*What is asked*: Write out the listing in full, matching it word for word.

Excerpts from a figure dataset
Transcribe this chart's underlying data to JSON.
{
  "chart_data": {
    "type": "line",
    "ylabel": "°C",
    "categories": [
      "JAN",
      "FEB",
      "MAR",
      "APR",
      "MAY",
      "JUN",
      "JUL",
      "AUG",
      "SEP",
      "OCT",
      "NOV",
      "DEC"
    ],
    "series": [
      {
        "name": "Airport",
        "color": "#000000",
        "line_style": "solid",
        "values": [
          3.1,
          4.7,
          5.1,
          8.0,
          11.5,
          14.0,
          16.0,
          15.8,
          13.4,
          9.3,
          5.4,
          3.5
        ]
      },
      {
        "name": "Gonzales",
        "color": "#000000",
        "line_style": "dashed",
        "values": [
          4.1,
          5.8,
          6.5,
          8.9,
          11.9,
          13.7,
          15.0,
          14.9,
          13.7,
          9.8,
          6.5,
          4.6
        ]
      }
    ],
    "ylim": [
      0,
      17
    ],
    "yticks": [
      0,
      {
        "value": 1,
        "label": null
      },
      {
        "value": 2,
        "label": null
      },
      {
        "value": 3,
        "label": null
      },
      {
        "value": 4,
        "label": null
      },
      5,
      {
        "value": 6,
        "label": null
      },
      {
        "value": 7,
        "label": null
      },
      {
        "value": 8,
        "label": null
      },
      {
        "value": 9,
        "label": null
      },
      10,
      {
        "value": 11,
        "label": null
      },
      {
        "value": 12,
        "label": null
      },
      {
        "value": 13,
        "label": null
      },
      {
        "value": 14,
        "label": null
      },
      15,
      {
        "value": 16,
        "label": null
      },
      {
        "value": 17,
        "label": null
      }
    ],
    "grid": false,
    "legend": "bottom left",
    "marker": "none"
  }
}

*Full solution*:
Transcribe this chart's underlying data to JSON.
{
  "chart_data": {
    "type": "line",
    "ylabel": "°C",
    "categories": [
      "JAN",
      "FEB",
      "MAR",
      "APR",
      "MAY",
      "JUN",
      "JUL",
      "AUG",
      "SEP",
      "OCT",
      "NOV",
      "DEC"
    ],
    "series": [
      {
        "name": "Airport",
        "color": "#000000",
        "line_style": "solid",
        "values": [
          3.1,
          4.7,
          5.1,
          8.0,
          11.5,
          14.0,
          16.0,
          15.8,
          13.4,
          9.3,
          5.4,
          3.5
        ]
      },
      {
        "name": "Gonzales",
        "color": "#000000",
        "line_style": "dashed",
        "values": [
          4.1,
          5.8,
          6.5,
          8.9,
          11.9,
          13.7,
          15.0,
          14.9,
          13.7,
          9.8,
          6.5,
          4.6
        ]
      }
    ],
    "ylim": [
      0,
      17
    ],
    "yticks": [
      0,
      {
        "value": 1,
        "label": null
      },
      {
        "value": 2,
        "label": null
      },
      {
        "value": 3,
        "label": null
      },
      {
        "value": 4,
        "label": null
      },
      5,
      {
        "value": 6,
        "label": null
      },
      {
        "value": 7,
        "label": null
      },
      {
        "value": 8,
        "label": null
      },
      {
        "value": 9,
        "label": null
      },
      10,
      {
        "value": 11,
        "label": null
      },
      {
        "value": 12,
        "label": null
      },
      {
        "value": 13,
        "label": null
      },
      {
        "value": 14,
        "label": null
      },
      15,
      {
        "value": 16,
        "label": null
      },
      {
        "value": 17,
        "label": null
      }
    ],
    "grid": false,
    "legend": "bottom left",
    "marker": "none"
  }
}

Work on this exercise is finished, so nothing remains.